#### [Entries taken from a collection]
──────────────────────────────
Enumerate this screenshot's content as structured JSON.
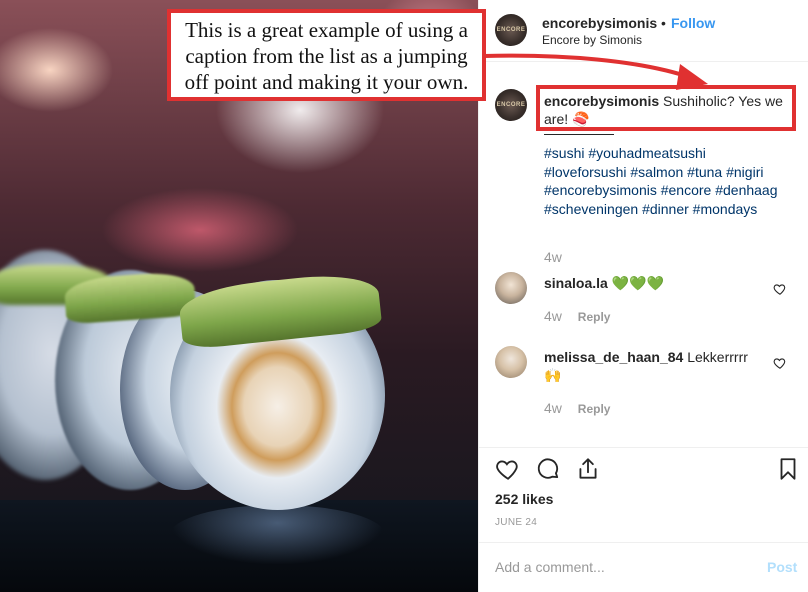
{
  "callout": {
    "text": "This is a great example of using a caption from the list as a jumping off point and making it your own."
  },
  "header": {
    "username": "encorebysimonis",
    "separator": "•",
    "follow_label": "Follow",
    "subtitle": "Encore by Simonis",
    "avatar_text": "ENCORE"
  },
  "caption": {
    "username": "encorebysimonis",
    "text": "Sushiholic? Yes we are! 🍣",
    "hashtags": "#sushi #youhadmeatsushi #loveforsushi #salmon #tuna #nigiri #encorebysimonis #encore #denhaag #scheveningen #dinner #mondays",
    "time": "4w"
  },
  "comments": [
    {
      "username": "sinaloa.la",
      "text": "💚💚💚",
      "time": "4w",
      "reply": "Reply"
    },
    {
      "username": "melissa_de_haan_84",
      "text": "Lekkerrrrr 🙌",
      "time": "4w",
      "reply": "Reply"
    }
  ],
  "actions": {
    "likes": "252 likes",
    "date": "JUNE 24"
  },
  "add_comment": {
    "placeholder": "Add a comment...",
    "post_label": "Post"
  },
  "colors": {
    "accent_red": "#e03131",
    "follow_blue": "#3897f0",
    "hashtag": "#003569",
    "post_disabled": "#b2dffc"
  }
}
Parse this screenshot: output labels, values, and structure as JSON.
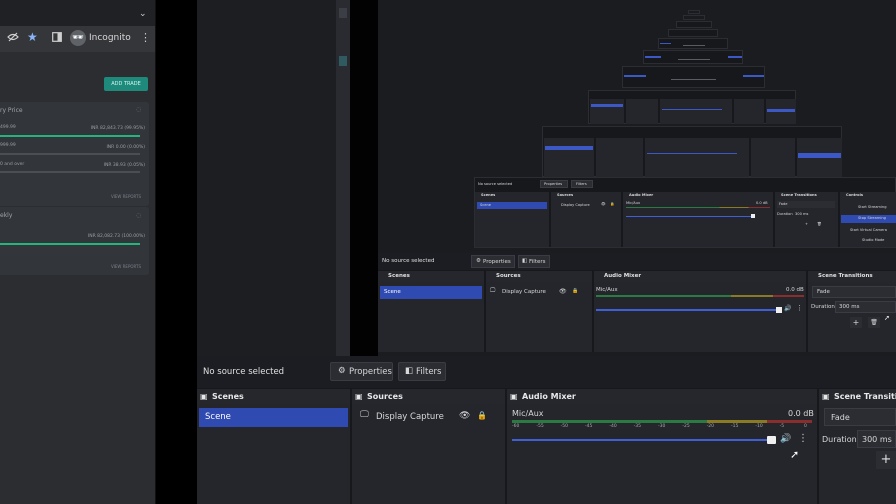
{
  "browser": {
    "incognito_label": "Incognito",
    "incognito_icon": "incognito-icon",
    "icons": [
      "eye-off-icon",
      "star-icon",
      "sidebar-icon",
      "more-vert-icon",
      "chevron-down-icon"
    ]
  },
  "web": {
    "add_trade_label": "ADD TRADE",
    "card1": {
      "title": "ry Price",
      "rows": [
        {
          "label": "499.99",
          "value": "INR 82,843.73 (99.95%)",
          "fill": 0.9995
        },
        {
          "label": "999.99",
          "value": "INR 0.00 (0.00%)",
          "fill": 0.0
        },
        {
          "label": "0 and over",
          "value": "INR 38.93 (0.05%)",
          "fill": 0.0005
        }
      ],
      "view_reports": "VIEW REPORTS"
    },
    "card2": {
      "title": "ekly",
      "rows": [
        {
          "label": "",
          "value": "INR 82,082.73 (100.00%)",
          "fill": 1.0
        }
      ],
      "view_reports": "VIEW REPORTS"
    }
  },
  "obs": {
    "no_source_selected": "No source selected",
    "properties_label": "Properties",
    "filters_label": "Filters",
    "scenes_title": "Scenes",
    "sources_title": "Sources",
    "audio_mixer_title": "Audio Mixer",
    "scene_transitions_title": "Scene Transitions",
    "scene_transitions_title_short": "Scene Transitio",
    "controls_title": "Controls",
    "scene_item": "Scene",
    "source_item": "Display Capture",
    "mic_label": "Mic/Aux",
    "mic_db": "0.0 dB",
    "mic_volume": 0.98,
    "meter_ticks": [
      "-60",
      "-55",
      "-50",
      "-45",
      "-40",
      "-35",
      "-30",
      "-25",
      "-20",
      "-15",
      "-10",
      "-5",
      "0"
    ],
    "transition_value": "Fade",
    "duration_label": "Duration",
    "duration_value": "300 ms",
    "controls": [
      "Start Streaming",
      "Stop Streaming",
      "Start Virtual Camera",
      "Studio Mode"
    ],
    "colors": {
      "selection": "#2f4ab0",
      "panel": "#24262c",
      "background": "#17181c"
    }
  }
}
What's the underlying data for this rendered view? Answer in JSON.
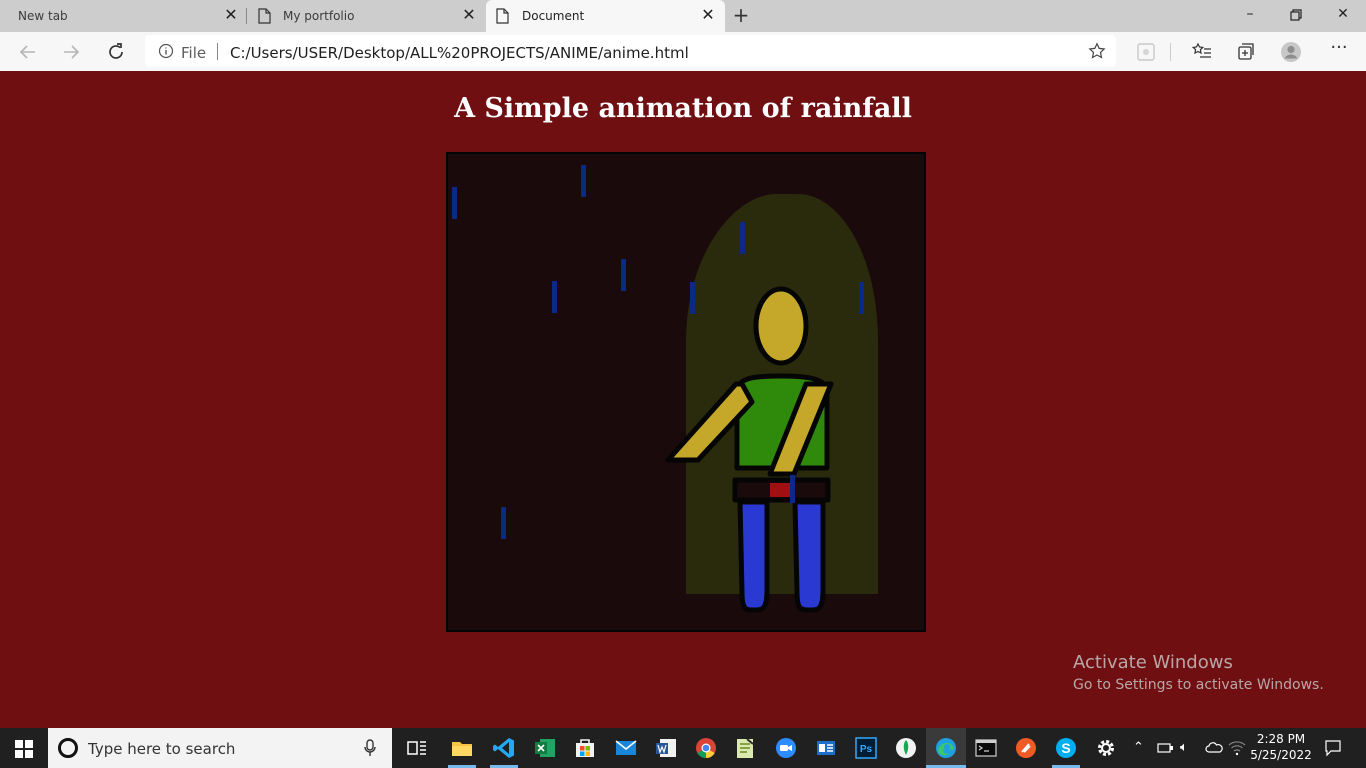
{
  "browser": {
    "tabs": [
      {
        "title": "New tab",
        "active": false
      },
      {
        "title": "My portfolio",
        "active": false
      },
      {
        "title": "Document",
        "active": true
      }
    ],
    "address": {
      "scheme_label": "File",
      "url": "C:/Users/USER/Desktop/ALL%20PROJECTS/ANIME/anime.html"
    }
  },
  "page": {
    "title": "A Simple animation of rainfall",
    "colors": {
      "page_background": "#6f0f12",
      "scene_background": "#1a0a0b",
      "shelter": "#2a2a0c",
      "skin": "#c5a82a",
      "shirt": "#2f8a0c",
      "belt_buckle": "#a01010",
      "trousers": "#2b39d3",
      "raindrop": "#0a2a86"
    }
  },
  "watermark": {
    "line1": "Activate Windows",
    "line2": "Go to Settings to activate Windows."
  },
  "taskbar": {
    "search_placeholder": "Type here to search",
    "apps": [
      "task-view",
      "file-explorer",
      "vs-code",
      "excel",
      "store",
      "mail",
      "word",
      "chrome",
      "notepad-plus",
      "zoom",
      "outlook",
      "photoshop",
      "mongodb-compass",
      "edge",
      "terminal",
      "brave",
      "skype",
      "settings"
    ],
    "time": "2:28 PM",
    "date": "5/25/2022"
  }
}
──────────────────────────────
#### [Work to be completed]
In the records above, locate each line with the word "username". Copy all such lines.

#### [Answer to the exercise]
    "username": "encorebysimonis",
    "username": "encorebysimonis",
      "username": "sinaloa.la",
      "username": "melissa_de_haan_84",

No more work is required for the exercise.